Dataset entries

Segment Open

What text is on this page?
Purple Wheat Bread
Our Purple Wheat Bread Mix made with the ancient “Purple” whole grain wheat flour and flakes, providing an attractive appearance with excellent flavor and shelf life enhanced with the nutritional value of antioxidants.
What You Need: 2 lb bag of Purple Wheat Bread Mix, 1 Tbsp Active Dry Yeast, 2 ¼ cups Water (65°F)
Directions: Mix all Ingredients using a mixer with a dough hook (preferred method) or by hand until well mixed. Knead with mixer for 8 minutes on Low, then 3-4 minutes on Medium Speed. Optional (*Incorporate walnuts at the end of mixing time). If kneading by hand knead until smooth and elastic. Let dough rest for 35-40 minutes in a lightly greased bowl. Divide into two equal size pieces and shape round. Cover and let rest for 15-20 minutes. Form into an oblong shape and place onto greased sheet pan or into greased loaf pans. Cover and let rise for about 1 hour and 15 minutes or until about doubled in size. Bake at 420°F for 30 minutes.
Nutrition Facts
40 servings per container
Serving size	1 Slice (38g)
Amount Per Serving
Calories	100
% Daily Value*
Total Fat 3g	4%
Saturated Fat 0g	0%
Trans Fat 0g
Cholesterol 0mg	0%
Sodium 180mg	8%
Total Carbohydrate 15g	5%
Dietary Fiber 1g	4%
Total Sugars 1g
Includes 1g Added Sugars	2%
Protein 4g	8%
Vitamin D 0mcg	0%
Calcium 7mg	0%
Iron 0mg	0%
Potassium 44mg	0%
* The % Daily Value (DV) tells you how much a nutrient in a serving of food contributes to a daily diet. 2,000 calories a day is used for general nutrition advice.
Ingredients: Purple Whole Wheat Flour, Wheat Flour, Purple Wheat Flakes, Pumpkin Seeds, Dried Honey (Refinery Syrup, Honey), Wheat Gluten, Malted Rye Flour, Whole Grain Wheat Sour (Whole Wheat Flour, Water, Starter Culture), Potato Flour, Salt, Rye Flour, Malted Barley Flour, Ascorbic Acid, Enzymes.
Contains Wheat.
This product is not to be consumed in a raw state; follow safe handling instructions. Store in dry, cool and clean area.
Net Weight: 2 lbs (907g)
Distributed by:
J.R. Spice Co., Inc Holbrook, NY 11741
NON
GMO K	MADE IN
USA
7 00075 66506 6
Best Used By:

Segment Closed

■ **ASSIGNMENT**
All entries are to be printed once more, exactly as given.

■ **ANSWER SPACE**
What text is on this page?
Purple Wheat Bread
Our Purple Wheat Bread Mix made with the ancient “Purple” whole grain wheat flour and flakes, providing an attractive appearance with excellent flavor and shelf life enhanced with the nutritional value of antioxidants.
What You Need: 2 lb bag of Purple Wheat Bread Mix, 1 Tbsp Active Dry Yeast, 2 ¼ cups Water (65°F)
Directions: Mix all Ingredients using a mixer with a dough hook (preferred method) or by hand until well mixed. Knead with mixer for 8 minutes on Low, then 3-4 minutes on Medium Speed. Optional (*Incorporate walnuts at the end of mixing time). If kneading by hand knead until smooth and elastic. Let dough rest for 35-40 minutes in a lightly greased bowl. Divide into two equal size pieces and shape round. Cover and let rest for 15-20 minutes. Form into an oblong shape and place onto greased sheet pan or into greased loaf pans. Cover and let rise for about 1 hour and 15 minutes or until about doubled in size. Bake at 420°F for 30 minutes.
Nutrition Facts
40 servings per container
Serving size	1 Slice (38g)
Amount Per Serving
Calories	100
% Daily Value*
Total Fat 3g	4%
Saturated Fat 0g	0%
Trans Fat 0g
Cholesterol 0mg	0%
Sodium 180mg	8%
Total Carbohydrate 15g	5%
Dietary Fiber 1g	4%
Total Sugars 1g
Includes 1g Added Sugars	2%
Protein 4g	8%
Vitamin D 0mcg	0%
Calcium 7mg	0%
Iron 0mg	0%
Potassium 44mg	0%
* The % Daily Value (DV) tells you how much a nutrient in a serving of food contributes to a daily diet. 2,000 calories a day is used for general nutrition advice.
Ingredients: Purple Whole Wheat Flour, Wheat Flour, Purple Wheat Flakes, Pumpkin Seeds, Dried Honey (Refinery Syrup, Honey), Wheat Gluten, Malted Rye Flour, Whole Grain Wheat Sour (Whole Wheat Flour, Water, Starter Culture), Potato Flour, Salt, Rye Flour, Malted Barley Flour, Ascorbic Acid, Enzymes.
Contains Wheat.
This product is not to be consumed in a raw state; follow safe handling instructions. Store in dry, cool and clean area.
Net Weight: 2 lbs (907g)
Distributed by:
J.R. Spice Co., Inc Holbrook, NY 11741
NON
GMO K	MADE IN
USA
7 00075 66506 6
Best Used By:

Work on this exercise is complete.